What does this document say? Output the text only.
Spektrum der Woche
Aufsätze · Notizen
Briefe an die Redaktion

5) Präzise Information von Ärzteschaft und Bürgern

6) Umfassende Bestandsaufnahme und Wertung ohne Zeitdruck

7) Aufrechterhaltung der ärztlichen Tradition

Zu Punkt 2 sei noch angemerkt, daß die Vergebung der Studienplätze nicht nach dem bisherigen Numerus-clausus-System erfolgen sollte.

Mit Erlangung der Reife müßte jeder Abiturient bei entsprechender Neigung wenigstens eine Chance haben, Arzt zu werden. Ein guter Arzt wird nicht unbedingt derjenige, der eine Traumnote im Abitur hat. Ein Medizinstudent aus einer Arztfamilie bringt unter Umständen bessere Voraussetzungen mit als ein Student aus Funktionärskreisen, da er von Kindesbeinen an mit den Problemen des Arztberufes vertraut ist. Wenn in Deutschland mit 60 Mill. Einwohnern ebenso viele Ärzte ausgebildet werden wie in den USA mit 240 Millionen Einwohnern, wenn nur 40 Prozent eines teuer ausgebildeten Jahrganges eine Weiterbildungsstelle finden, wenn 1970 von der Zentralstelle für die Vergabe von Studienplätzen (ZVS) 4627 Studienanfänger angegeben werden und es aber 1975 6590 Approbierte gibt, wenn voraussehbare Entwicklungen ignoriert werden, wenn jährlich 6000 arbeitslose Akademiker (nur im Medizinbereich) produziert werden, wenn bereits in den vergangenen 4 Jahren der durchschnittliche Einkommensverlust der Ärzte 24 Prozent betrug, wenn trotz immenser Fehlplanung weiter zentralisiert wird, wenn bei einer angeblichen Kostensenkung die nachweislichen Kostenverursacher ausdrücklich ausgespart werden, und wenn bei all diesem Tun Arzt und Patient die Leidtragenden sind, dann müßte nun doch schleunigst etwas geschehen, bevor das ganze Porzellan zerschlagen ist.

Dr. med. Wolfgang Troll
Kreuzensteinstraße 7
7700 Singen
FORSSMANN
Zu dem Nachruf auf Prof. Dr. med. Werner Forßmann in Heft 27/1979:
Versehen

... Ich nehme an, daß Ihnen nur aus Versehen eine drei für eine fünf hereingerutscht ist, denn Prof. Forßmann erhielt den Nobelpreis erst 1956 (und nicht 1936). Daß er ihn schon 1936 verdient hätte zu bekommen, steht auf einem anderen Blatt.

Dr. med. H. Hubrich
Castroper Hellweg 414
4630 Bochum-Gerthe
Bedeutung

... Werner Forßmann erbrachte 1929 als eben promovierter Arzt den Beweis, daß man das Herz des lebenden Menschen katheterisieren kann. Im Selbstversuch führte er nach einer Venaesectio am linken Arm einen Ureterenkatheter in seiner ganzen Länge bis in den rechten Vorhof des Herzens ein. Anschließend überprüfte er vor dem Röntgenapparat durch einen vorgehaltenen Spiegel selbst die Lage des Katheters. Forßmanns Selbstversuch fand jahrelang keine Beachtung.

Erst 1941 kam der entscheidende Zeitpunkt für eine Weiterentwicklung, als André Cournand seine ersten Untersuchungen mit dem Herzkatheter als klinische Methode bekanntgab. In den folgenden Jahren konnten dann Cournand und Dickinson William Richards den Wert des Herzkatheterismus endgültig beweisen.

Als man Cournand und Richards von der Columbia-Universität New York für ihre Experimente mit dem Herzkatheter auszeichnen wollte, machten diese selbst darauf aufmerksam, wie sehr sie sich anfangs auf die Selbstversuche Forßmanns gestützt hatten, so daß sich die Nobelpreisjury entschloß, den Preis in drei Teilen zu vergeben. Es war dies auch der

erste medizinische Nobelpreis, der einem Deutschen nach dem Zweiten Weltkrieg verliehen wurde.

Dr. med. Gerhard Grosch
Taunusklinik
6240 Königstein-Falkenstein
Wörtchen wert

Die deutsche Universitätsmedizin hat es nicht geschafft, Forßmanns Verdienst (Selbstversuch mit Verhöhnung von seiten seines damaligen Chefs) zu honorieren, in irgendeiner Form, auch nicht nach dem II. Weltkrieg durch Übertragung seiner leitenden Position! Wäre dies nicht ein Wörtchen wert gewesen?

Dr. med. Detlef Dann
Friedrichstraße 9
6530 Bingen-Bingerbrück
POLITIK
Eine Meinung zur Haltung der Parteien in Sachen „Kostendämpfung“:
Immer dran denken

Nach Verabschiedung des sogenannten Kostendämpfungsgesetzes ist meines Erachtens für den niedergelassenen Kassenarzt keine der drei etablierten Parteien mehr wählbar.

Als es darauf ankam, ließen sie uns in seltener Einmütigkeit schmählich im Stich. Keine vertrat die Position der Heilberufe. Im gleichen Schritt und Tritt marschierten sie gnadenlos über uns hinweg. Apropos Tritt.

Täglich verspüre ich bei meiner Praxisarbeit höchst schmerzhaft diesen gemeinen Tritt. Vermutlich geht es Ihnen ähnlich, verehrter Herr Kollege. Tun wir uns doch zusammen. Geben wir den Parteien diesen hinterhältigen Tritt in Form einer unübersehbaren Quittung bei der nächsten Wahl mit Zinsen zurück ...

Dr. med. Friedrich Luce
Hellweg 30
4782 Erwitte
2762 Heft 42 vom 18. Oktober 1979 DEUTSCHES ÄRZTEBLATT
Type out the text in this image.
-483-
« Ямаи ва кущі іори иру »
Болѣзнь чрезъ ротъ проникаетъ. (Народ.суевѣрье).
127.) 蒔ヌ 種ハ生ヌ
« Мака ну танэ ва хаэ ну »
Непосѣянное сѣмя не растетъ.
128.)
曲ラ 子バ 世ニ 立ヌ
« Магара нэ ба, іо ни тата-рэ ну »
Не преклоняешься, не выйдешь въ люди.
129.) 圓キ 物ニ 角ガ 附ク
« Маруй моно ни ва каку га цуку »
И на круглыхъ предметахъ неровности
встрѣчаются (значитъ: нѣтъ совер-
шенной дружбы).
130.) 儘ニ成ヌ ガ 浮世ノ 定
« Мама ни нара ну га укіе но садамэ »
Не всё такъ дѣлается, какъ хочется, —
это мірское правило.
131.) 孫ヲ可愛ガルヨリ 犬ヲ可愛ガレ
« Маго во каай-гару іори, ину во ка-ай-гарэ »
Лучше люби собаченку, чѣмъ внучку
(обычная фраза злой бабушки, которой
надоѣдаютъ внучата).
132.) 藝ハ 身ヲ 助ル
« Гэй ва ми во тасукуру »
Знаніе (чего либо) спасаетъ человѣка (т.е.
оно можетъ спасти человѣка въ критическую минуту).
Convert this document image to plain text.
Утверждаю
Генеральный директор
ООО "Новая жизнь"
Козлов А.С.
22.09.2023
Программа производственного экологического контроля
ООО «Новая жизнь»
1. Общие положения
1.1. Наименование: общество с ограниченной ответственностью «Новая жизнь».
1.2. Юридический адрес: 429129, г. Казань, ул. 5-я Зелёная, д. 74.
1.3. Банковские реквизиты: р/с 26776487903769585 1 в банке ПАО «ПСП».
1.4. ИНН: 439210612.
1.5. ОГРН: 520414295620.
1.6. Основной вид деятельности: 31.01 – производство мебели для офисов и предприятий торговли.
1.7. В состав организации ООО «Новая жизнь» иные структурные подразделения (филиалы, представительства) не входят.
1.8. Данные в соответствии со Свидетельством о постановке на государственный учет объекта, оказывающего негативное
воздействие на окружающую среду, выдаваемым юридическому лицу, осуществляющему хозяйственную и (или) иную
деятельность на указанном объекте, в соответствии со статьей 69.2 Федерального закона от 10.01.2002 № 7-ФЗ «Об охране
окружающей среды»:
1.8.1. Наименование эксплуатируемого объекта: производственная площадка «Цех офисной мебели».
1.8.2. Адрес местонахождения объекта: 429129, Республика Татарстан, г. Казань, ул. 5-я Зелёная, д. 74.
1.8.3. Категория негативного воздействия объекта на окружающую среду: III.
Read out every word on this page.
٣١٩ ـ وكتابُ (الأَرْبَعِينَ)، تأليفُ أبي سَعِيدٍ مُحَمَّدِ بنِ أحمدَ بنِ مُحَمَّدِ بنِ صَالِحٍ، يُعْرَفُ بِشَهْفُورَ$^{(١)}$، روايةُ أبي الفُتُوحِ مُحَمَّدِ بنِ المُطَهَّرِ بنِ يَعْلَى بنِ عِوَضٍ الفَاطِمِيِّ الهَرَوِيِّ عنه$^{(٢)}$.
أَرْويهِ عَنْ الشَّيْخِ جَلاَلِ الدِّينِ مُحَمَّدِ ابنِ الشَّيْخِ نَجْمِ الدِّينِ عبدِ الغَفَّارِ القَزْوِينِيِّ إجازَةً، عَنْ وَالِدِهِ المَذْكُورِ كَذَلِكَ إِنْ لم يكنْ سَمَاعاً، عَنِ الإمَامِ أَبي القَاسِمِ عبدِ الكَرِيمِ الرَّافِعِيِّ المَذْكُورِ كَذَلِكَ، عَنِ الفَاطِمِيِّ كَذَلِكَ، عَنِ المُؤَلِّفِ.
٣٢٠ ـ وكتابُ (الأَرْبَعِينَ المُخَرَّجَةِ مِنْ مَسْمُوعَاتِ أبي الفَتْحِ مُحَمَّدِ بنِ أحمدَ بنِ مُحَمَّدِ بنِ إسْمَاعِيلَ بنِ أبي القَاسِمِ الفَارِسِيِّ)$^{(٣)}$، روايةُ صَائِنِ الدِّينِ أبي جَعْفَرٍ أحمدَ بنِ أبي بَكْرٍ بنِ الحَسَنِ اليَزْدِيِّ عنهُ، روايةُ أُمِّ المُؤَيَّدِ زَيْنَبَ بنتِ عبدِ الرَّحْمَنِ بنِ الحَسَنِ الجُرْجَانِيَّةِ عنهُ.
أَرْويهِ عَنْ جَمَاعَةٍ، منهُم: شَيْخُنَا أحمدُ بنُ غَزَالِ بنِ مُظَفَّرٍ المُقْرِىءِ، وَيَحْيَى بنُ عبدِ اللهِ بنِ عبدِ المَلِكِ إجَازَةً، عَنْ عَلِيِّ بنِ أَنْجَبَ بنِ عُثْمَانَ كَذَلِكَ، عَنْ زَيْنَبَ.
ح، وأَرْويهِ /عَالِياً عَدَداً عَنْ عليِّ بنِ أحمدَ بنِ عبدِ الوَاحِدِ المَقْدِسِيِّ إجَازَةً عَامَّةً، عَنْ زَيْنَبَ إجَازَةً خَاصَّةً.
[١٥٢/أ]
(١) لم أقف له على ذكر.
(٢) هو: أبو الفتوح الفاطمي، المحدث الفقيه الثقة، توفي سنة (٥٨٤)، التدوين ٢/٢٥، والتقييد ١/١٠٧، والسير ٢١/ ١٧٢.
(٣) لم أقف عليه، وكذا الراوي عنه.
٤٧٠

________________________________________

▸ **What you should do**: What count of lines in the listing contain the word "Wörtchen"? Reply with the number only.

▸ **Output of the task**: 2